> Job: Reproduce every line of the material below, but drop the pictures.

====

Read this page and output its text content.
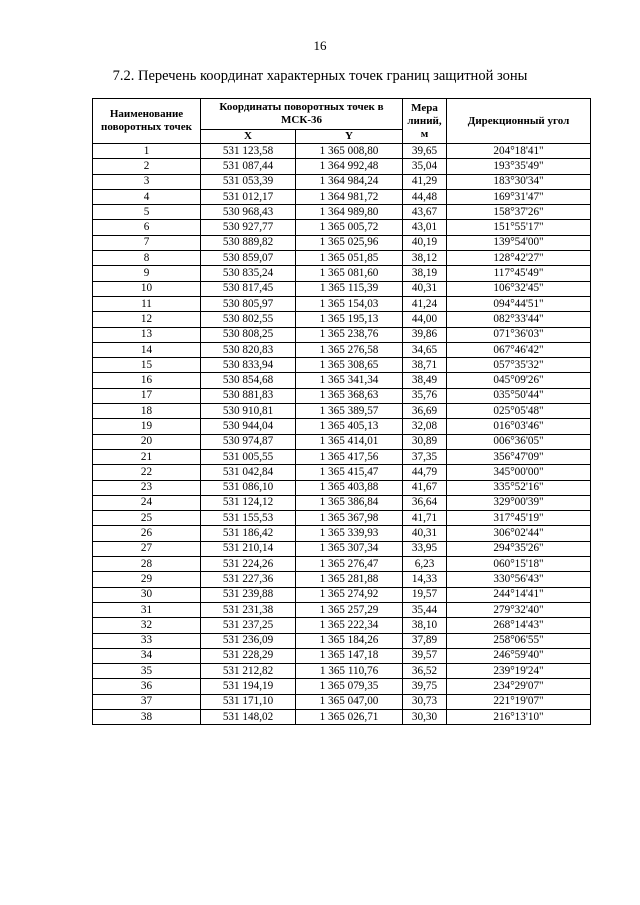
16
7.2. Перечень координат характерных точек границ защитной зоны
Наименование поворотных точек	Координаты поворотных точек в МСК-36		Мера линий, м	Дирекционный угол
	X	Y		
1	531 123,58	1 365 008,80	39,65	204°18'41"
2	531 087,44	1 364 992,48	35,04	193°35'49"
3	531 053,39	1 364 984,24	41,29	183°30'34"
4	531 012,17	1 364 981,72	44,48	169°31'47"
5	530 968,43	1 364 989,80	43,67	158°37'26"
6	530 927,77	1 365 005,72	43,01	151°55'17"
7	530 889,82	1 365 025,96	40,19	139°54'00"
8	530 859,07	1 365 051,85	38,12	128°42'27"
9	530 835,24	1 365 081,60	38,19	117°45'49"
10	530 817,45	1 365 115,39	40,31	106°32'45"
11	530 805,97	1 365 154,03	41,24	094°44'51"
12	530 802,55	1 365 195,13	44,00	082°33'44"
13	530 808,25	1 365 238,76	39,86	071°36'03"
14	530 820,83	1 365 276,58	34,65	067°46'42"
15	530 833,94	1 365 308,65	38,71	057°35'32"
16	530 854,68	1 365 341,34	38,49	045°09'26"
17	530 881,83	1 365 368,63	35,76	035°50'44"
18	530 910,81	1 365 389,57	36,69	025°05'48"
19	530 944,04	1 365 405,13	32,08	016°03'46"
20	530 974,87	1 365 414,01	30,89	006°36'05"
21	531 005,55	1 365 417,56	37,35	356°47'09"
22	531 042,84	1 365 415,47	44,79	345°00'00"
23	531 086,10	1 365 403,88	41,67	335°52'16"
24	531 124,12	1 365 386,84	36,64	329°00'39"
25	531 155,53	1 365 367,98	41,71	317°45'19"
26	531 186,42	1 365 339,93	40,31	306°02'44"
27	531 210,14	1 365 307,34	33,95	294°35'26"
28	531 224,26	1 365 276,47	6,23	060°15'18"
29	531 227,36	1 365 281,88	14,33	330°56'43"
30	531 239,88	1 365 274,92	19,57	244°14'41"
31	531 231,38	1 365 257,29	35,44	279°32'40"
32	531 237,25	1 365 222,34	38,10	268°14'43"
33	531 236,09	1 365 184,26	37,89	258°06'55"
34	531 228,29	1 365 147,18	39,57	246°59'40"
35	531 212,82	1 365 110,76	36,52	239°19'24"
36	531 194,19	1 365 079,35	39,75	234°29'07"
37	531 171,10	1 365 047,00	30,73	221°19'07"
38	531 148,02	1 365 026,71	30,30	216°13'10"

====

> The solution:
Read this page and output its text content.
16
7.2. Перечень координат характерных точек границ защитной зоны
Наименование поворотных точек	Координаты поворотных точек в МСК-36		Мера линий, м	Дирекционный угол
	X	Y		
1	531 123,58	1 365 008,80	39,65	204°18'41"
2	531 087,44	1 364 992,48	35,04	193°35'49"
3	531 053,39	1 364 984,24	41,29	183°30'34"
4	531 012,17	1 364 981,72	44,48	169°31'47"
5	530 968,43	1 364 989,80	43,67	158°37'26"
6	530 927,77	1 365 005,72	43,01	151°55'17"
7	530 889,82	1 365 025,96	40,19	139°54'00"
8	530 859,07	1 365 051,85	38,12	128°42'27"
9	530 835,24	1 365 081,60	38,19	117°45'49"
10	530 817,45	1 365 115,39	40,31	106°32'45"
11	530 805,97	1 365 154,03	41,24	094°44'51"
12	530 802,55	1 365 195,13	44,00	082°33'44"
13	530 808,25	1 365 238,76	39,86	071°36'03"
14	530 820,83	1 365 276,58	34,65	067°46'42"
15	530 833,94	1 365 308,65	38,71	057°35'32"
16	530 854,68	1 365 341,34	38,49	045°09'26"
17	530 881,83	1 365 368,63	35,76	035°50'44"
18	530 910,81	1 365 389,57	36,69	025°05'48"
19	530 944,04	1 365 405,13	32,08	016°03'46"
20	530 974,87	1 365 414,01	30,89	006°36'05"
21	531 005,55	1 365 417,56	37,35	356°47'09"
22	531 042,84	1 365 415,47	44,79	345°00'00"
23	531 086,10	1 365 403,88	41,67	335°52'16"
24	531 124,12	1 365 386,84	36,64	329°00'39"
25	531 155,53	1 365 367,98	41,71	317°45'19"
26	531 186,42	1 365 339,93	40,31	306°02'44"
27	531 210,14	1 365 307,34	33,95	294°35'26"
28	531 224,26	1 365 276,47	6,23	060°15'18"
29	531 227,36	1 365 281,88	14,33	330°56'43"
30	531 239,88	1 365 274,92	19,57	244°14'41"
31	531 231,38	1 365 257,29	35,44	279°32'40"
32	531 237,25	1 365 222,34	38,10	268°14'43"
33	531 236,09	1 365 184,26	37,89	258°06'55"
34	531 228,29	1 365 147,18	39,57	246°59'40"
35	531 212,82	1 365 110,76	36,52	239°19'24"
36	531 194,19	1 365 079,35	39,75	234°29'07"
37	531 171,10	1 365 047,00	30,73	221°19'07"
38	531 148,02	1 365 026,71	30,30	216°13'10"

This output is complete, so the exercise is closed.